── Excerpted records ──
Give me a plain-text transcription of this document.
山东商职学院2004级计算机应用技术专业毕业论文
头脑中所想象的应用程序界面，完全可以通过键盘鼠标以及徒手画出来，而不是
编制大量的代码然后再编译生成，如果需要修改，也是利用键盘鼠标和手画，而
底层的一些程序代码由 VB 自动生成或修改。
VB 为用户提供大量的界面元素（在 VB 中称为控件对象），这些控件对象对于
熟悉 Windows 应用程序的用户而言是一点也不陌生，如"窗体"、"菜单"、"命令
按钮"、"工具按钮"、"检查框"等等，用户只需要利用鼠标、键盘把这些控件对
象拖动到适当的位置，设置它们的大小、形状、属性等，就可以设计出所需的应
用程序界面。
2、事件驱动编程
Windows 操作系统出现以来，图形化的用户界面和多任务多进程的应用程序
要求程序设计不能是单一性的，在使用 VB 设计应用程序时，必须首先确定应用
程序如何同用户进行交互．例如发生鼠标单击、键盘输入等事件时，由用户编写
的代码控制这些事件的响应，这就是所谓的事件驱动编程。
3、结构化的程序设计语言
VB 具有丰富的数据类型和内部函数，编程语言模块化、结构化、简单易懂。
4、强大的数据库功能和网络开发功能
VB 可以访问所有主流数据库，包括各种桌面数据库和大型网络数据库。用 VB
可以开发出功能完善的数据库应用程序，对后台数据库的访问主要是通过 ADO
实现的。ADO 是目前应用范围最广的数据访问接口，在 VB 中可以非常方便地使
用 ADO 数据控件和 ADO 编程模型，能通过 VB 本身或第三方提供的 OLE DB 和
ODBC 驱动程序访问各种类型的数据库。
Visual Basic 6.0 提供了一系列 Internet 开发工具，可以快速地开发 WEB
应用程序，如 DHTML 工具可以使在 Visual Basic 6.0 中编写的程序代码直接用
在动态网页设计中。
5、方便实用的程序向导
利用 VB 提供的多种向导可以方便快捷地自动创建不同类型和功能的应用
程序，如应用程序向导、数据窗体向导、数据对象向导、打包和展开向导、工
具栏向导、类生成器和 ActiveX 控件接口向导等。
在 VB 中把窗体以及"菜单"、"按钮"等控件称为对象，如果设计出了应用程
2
───
## Objective:
Reproduce the records above exactly.

## Response:
Give me a plain-text transcription of this document.
山东商职学院2004级计算机应用技术专业毕业论文
头脑中所想象的应用程序界面，完全可以通过键盘鼠标以及徒手画出来，而不是
编制大量的代码然后再编译生成，如果需要修改，也是利用键盘鼠标和手画，而
底层的一些程序代码由 VB 自动生成或修改。
VB 为用户提供大量的界面元素（在 VB 中称为控件对象），这些控件对象对于
熟悉 Windows 应用程序的用户而言是一点也不陌生，如"窗体"、"菜单"、"命令
按钮"、"工具按钮"、"检查框"等等，用户只需要利用鼠标、键盘把这些控件对
象拖动到适当的位置，设置它们的大小、形状、属性等，就可以设计出所需的应
用程序界面。
2、事件驱动编程
Windows 操作系统出现以来，图形化的用户界面和多任务多进程的应用程序
要求程序设计不能是单一性的，在使用 VB 设计应用程序时，必须首先确定应用
程序如何同用户进行交互．例如发生鼠标单击、键盘输入等事件时，由用户编写
的代码控制这些事件的响应，这就是所谓的事件驱动编程。
3、结构化的程序设计语言
VB 具有丰富的数据类型和内部函数，编程语言模块化、结构化、简单易懂。
4、强大的数据库功能和网络开发功能
VB 可以访问所有主流数据库，包括各种桌面数据库和大型网络数据库。用 VB
可以开发出功能完善的数据库应用程序，对后台数据库的访问主要是通过 ADO
实现的。ADO 是目前应用范围最广的数据访问接口，在 VB 中可以非常方便地使
用 ADO 数据控件和 ADO 编程模型，能通过 VB 本身或第三方提供的 OLE DB 和
ODBC 驱动程序访问各种类型的数据库。
Visual Basic 6.0 提供了一系列 Internet 开发工具，可以快速地开发 WEB
应用程序，如 DHTML 工具可以使在 Visual Basic 6.0 中编写的程序代码直接用
在动态网页设计中。
5、方便实用的程序向导
利用 VB 提供的多种向导可以方便快捷地自动创建不同类型和功能的应用
程序，如应用程序向导、数据窗体向导、数据对象向导、打包和展开向导、工
具栏向导、类生成器和 ActiveX 控件接口向导等。
在 VB 中把窗体以及"菜单"、"按钮"等控件称为对象，如果设计出了应用程
2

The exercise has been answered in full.